**Data to use:**
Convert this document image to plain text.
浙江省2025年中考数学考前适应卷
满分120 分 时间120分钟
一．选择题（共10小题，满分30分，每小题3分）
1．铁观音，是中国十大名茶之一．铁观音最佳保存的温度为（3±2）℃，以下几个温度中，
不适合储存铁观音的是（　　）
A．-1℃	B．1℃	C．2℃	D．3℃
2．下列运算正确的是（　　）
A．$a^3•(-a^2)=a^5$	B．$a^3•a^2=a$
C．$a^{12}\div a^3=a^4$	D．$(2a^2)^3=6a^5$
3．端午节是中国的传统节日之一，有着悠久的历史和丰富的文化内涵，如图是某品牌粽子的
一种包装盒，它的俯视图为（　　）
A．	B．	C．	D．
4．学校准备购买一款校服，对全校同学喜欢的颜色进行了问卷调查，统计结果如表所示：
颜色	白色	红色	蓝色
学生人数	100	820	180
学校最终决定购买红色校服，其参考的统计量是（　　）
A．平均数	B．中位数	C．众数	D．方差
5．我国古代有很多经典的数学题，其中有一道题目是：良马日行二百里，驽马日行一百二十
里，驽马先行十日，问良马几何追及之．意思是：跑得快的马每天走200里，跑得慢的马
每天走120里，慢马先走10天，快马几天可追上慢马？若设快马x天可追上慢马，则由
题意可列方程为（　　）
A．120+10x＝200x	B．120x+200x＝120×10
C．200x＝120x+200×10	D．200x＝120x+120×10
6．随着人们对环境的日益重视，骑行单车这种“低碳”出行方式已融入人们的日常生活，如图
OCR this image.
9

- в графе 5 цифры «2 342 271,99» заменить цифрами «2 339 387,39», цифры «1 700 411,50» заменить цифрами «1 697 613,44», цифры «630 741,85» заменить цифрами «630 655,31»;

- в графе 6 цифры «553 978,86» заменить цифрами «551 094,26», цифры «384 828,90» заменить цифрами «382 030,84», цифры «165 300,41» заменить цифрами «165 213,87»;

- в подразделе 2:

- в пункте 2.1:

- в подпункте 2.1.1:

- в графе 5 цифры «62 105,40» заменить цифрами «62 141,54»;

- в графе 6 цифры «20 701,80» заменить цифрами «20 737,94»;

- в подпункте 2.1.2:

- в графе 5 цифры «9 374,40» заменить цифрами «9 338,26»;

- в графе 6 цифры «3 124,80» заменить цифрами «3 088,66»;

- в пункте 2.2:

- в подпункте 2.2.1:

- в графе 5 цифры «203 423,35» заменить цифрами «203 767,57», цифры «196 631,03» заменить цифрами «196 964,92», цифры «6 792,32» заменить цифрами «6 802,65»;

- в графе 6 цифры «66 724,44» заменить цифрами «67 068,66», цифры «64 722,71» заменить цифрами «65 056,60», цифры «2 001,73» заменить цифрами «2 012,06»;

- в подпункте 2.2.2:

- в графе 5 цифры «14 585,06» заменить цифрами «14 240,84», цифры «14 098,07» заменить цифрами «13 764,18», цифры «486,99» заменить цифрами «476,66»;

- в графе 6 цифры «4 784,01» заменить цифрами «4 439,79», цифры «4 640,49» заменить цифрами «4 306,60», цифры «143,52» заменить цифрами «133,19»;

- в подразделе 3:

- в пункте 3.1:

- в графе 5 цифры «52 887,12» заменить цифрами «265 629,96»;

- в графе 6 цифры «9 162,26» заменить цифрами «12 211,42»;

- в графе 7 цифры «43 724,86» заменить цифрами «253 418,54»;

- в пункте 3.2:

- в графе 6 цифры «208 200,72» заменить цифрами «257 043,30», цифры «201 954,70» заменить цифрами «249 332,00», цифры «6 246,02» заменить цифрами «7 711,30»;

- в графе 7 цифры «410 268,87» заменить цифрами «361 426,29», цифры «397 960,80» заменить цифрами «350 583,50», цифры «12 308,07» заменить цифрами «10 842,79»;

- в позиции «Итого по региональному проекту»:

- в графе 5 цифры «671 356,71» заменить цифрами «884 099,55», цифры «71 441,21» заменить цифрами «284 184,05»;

**Exercise:** Identify each line of the material where the word "this" shows up, and copy it.

**Finished task:**
Convert this document image to plain text.
OCR this image.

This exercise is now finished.